- _TASK TO CARRY OUT_: Below are some records. Copy every line in them that holds "Scale".

- _Records from a collection of figures_:
[start]
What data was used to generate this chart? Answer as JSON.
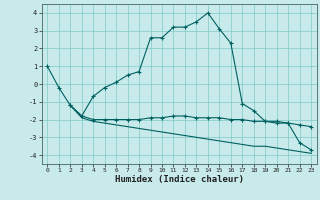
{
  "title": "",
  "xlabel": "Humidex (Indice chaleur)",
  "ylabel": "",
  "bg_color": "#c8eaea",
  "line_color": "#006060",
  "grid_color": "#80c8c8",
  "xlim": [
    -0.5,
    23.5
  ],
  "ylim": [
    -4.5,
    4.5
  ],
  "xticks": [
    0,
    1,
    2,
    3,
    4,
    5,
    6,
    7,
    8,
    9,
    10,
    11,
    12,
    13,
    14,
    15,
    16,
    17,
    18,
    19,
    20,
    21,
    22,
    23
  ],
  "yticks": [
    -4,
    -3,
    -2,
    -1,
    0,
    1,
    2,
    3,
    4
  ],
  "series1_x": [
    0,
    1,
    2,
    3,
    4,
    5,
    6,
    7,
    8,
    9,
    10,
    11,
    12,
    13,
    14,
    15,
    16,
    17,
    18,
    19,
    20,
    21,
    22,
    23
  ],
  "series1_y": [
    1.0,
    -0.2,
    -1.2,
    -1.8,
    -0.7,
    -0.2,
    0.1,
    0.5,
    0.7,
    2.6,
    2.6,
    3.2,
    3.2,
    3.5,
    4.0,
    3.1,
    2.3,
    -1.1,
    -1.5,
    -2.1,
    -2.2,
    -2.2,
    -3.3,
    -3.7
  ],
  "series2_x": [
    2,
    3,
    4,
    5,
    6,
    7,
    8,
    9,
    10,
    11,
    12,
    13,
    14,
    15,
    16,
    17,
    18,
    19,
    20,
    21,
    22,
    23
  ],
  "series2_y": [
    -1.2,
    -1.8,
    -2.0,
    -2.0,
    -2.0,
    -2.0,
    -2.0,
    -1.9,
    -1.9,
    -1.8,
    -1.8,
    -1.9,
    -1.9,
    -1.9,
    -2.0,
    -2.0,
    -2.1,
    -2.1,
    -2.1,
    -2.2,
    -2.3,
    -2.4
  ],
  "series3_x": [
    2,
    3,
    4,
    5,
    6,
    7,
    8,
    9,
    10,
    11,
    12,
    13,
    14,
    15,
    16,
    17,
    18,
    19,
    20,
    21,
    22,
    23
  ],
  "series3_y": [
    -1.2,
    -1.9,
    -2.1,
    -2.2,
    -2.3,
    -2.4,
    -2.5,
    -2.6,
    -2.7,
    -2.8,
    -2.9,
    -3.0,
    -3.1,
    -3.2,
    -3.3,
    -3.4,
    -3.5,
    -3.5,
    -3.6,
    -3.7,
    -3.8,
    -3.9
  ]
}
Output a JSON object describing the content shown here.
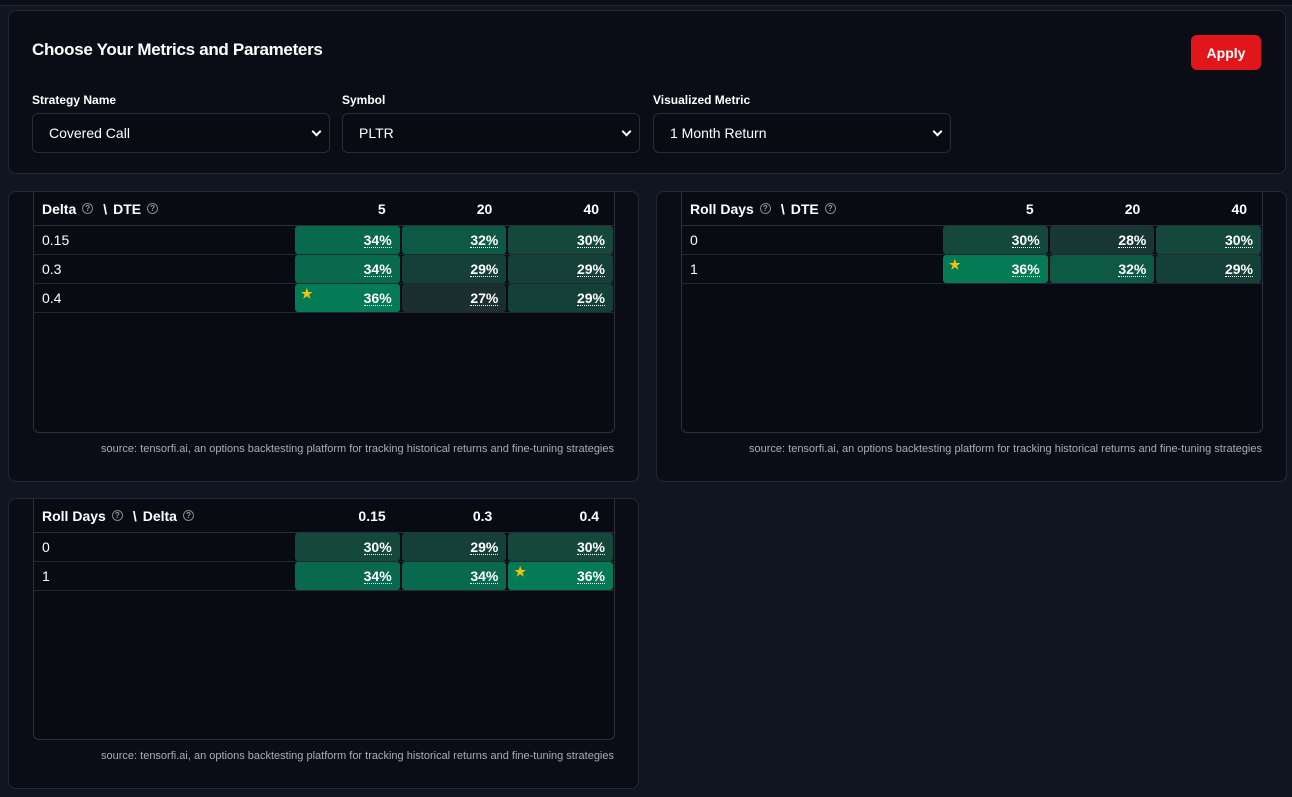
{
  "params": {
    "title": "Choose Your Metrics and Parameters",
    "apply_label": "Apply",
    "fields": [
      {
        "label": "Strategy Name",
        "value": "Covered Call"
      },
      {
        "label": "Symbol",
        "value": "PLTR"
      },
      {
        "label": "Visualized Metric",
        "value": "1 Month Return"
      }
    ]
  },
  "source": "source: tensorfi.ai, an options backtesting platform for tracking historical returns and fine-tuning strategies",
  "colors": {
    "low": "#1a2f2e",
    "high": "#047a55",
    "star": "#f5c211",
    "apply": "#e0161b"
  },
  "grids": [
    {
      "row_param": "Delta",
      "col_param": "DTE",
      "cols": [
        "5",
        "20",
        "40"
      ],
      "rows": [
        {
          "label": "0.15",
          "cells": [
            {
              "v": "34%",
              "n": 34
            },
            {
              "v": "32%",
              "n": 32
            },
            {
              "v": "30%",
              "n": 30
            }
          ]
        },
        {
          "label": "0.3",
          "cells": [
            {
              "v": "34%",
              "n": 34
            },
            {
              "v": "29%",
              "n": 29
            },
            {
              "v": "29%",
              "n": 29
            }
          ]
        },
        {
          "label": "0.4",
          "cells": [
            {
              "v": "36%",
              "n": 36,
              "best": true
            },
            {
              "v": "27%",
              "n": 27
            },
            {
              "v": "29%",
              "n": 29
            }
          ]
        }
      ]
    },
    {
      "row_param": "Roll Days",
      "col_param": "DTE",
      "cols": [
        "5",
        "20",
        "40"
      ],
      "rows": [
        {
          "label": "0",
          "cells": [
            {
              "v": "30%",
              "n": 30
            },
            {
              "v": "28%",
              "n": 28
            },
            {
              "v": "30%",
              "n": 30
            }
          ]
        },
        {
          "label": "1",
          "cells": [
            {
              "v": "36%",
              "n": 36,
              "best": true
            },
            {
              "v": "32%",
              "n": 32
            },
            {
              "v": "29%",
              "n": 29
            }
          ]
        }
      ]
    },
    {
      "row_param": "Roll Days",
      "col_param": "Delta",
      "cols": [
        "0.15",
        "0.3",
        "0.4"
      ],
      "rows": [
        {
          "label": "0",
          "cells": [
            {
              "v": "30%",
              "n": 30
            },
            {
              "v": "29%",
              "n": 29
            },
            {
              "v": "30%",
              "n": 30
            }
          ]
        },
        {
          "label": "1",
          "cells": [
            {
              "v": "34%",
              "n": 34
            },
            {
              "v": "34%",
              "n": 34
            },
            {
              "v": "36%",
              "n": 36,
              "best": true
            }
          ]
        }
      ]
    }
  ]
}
[end]
[start]
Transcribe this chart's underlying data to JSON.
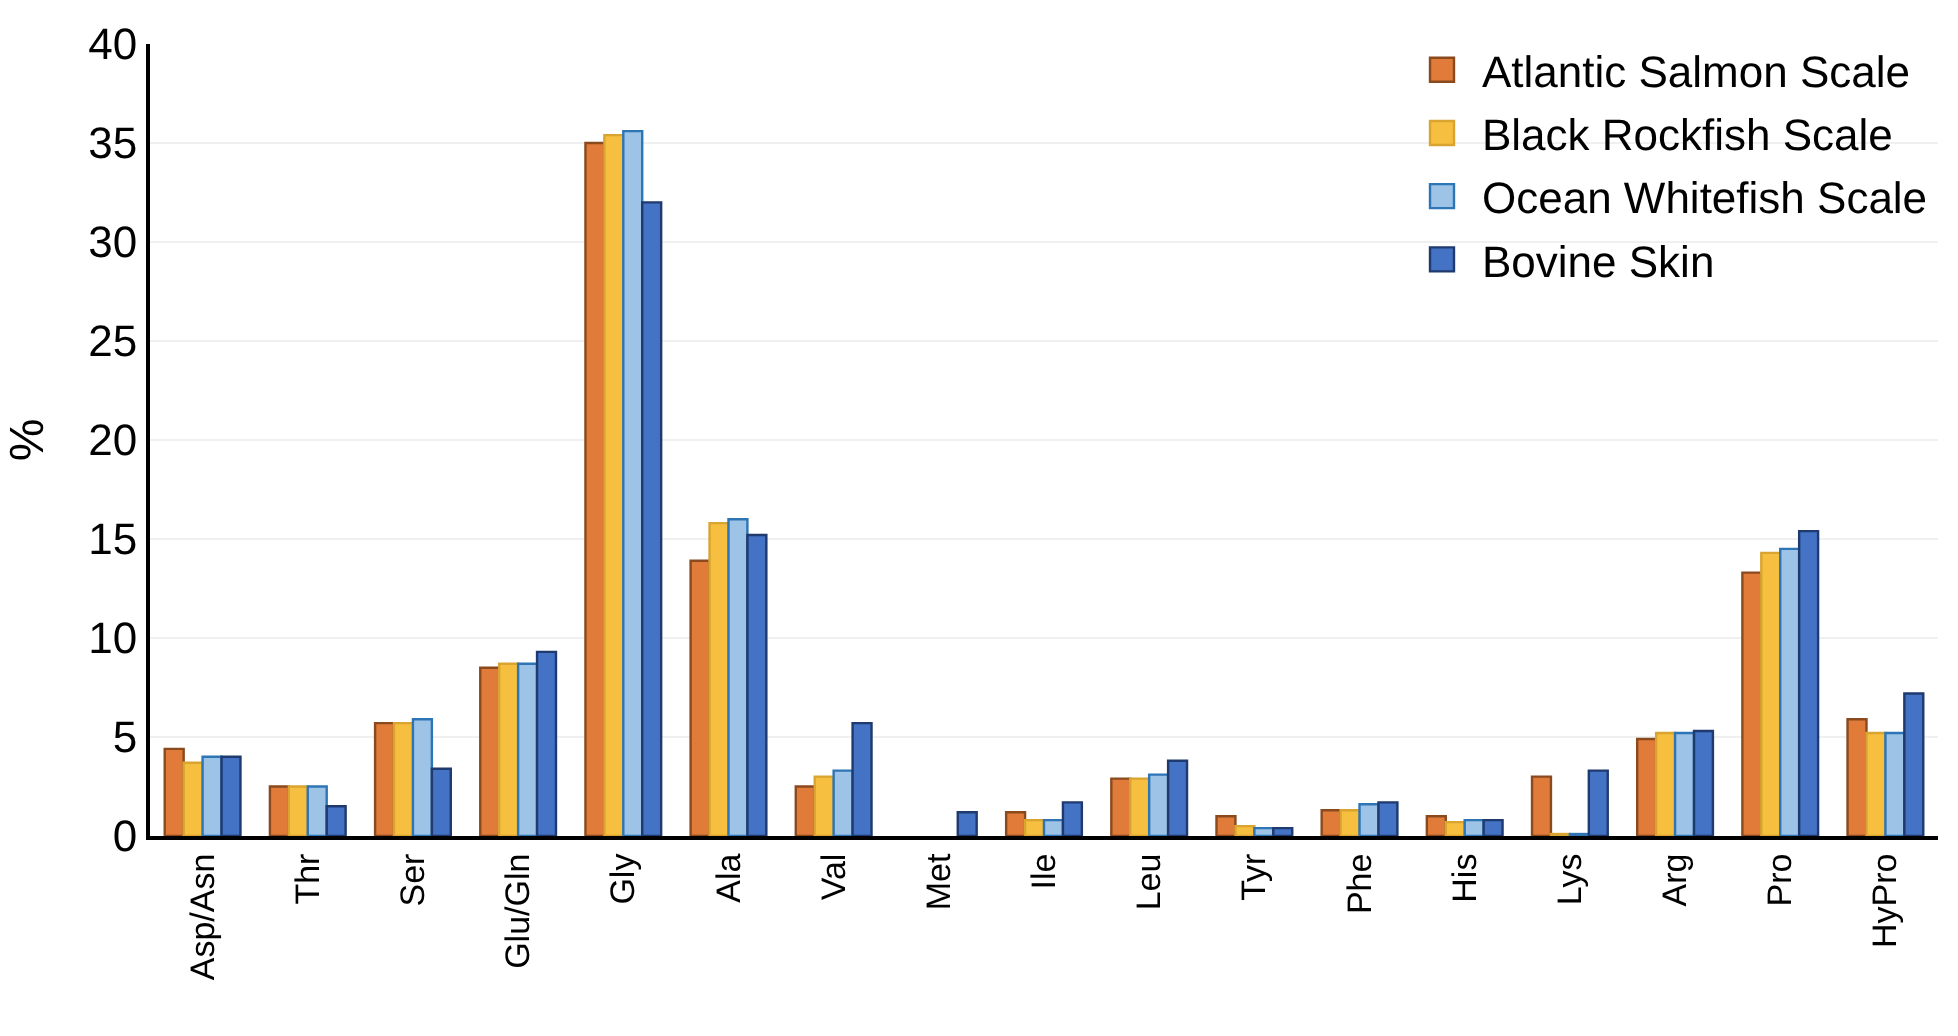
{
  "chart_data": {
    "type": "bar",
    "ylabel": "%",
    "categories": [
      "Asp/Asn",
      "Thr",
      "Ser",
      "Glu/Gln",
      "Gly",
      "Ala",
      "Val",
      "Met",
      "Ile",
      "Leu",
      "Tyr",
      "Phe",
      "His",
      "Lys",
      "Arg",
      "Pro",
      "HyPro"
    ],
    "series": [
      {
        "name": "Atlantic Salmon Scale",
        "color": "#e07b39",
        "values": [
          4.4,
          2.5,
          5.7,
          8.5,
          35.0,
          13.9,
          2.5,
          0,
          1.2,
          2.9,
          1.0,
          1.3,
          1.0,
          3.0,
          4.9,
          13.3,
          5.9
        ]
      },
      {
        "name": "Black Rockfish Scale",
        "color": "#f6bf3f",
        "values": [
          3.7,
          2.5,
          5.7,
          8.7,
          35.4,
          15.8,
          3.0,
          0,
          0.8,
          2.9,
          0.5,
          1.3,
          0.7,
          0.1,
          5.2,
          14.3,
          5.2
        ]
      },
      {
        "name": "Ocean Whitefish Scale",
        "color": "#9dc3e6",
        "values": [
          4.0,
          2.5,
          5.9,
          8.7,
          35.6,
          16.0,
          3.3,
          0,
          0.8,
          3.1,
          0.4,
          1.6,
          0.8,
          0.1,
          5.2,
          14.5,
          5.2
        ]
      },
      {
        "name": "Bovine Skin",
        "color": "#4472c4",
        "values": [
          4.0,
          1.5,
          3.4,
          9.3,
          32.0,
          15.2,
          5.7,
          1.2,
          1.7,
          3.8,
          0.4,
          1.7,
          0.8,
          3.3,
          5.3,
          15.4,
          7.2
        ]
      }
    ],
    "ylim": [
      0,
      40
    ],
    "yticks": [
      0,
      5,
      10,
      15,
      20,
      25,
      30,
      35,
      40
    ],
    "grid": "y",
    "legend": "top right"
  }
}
[end]
- _FINAL RESULT_:
        "name": "Atlantic Salmon Scale",
        "name": "Black Rockfish Scale",
        "name": "Ocean Whitefish Scale",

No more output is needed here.